**Activity**
Pull every line of the entries that has the word "mRNA".

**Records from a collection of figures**
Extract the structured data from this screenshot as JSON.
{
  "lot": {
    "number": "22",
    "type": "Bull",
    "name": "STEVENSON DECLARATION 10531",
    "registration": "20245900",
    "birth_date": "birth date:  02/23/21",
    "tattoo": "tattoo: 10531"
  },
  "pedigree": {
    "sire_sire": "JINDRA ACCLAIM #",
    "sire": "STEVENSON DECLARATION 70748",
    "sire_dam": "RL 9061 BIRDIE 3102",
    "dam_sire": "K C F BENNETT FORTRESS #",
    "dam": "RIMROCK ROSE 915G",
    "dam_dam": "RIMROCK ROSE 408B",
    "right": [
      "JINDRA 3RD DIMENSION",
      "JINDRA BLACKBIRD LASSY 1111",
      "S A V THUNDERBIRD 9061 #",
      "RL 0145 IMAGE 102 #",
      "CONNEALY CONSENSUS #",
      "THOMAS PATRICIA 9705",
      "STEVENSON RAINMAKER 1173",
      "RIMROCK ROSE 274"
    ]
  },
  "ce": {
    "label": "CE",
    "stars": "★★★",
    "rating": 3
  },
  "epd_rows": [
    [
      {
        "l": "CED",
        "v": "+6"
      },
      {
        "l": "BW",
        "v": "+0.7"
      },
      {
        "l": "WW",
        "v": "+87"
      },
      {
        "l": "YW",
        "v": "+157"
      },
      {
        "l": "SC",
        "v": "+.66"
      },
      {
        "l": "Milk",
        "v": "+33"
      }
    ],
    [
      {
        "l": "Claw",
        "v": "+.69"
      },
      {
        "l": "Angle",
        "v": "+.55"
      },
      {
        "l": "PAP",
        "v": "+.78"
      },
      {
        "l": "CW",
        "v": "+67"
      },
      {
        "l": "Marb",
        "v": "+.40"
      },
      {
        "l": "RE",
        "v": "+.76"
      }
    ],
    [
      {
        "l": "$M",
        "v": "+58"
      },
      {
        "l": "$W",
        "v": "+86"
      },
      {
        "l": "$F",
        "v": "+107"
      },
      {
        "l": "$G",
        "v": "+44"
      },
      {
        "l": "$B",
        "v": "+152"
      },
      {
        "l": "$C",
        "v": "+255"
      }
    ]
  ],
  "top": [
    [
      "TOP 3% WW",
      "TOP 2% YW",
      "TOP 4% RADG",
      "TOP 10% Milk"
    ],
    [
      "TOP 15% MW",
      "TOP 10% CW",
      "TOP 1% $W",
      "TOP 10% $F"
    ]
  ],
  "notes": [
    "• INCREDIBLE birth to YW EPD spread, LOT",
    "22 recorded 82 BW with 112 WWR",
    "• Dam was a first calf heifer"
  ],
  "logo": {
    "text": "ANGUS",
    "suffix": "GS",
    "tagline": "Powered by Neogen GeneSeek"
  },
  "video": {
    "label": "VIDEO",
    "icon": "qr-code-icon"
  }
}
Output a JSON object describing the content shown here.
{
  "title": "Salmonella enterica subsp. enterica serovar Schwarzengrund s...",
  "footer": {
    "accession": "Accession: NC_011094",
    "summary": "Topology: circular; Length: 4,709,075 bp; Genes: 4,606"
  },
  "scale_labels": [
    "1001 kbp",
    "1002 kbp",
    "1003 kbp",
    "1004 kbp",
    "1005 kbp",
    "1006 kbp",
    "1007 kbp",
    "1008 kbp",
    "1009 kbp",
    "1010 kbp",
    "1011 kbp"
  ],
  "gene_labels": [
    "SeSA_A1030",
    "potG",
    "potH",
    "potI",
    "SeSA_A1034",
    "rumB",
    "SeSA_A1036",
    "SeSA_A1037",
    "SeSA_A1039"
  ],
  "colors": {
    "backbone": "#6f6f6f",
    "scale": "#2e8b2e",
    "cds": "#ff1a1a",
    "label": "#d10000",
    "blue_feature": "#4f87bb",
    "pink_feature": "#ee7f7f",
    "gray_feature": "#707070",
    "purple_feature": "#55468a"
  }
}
--
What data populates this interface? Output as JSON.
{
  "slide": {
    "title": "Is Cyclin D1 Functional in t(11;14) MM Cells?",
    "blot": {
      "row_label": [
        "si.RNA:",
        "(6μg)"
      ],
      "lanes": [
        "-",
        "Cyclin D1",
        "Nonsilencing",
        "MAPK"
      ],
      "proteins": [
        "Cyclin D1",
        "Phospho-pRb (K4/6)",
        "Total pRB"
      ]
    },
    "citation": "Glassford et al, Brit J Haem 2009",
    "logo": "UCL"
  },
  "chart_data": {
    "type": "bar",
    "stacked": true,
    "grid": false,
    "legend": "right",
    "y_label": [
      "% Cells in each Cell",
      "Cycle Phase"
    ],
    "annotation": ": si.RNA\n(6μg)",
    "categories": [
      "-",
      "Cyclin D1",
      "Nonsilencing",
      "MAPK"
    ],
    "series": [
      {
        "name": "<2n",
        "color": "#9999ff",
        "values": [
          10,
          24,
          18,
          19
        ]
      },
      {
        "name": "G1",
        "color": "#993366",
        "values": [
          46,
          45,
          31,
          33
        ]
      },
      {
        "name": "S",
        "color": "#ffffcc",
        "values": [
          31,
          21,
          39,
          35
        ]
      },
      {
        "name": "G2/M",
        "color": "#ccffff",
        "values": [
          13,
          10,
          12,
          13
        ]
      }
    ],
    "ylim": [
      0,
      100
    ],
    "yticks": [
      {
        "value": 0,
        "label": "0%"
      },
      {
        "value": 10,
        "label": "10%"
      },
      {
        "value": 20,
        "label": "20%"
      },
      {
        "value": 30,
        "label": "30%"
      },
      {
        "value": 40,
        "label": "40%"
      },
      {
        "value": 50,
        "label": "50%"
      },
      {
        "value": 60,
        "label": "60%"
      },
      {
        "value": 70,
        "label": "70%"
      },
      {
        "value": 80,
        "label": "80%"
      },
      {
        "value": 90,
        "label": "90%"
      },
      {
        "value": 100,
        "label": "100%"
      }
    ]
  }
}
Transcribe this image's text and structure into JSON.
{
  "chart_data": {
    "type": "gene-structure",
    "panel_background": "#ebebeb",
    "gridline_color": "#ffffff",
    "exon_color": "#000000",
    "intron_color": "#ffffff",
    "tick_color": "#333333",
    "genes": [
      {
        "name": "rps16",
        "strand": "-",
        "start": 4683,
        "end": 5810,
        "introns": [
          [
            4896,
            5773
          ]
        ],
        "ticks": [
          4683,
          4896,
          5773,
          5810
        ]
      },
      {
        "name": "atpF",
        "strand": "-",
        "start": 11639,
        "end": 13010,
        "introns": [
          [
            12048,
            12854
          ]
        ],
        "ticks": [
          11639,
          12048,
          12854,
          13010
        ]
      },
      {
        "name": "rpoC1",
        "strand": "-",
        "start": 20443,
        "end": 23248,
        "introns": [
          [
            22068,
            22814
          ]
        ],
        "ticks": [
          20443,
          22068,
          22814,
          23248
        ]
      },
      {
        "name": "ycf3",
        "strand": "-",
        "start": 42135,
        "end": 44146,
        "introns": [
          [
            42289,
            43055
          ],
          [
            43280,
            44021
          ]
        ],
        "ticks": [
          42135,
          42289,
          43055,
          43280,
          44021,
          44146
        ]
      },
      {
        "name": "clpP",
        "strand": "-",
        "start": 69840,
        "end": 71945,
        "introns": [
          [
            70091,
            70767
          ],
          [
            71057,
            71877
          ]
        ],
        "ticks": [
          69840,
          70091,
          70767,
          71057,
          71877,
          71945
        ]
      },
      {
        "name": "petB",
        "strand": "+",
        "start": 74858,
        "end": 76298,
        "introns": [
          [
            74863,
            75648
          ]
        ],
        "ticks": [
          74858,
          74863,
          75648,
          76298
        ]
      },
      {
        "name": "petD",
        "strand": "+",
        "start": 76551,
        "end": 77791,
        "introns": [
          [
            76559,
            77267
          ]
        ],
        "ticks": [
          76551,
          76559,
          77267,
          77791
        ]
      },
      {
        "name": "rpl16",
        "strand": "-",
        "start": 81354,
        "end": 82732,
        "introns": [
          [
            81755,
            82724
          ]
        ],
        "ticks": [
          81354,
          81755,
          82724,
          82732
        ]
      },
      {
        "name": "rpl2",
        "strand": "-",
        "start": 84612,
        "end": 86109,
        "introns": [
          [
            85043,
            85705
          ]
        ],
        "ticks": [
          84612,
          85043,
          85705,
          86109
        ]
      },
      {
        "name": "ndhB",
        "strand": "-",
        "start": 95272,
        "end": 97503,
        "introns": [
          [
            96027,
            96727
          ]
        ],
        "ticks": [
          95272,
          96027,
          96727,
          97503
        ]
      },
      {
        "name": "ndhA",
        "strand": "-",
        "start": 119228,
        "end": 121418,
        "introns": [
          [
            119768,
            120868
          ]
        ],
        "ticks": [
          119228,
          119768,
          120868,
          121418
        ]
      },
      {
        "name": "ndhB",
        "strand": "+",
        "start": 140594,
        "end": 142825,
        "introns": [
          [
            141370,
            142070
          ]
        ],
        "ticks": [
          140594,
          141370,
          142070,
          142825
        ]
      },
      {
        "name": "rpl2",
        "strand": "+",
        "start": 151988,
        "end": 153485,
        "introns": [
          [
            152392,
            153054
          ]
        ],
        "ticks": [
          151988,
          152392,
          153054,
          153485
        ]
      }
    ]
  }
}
...
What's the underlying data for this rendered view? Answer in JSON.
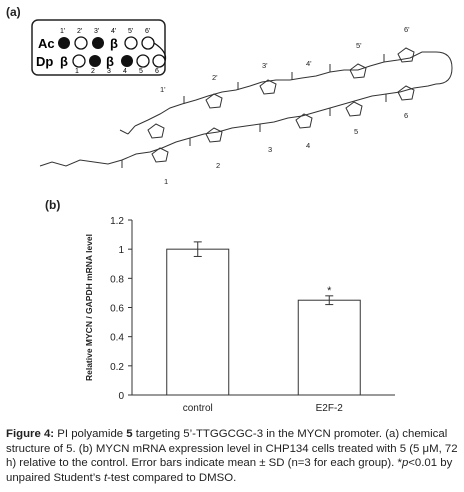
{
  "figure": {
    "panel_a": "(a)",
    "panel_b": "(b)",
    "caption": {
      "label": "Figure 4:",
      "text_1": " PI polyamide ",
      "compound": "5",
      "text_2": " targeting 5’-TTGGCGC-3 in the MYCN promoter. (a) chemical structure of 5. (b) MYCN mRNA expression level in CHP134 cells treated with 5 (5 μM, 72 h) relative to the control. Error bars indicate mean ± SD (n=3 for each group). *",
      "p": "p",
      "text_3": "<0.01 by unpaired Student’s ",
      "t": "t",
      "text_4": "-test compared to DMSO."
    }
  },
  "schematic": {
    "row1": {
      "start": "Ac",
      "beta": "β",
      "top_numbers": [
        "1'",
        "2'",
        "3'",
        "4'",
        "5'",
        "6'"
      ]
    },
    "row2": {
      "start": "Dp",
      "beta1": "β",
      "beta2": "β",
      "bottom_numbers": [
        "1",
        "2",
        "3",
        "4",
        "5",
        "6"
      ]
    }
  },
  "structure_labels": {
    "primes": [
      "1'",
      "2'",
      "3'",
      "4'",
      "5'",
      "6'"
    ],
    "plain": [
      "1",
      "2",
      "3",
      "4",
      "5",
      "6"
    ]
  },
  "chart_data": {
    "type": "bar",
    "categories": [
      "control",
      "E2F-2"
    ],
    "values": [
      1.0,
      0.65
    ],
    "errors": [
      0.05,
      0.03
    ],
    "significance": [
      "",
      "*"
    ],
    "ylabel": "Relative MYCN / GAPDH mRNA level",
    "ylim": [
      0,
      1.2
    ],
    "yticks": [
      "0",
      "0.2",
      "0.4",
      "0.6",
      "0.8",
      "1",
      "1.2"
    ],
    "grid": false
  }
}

**Answer to this exercise**
      "text_2": " targeting 5’-TTGGCGC-3 in the MYCN promoter. (a) chemical structure of 5. (b) MYCN mRNA expression level in CHP134 cells treated with 5 (5 μM, 72 h) relative to the control. Error bars indicate mean ± SD (n=3 for each group). *",
    "ylabel": "Relative MYCN / GAPDH mRNA level",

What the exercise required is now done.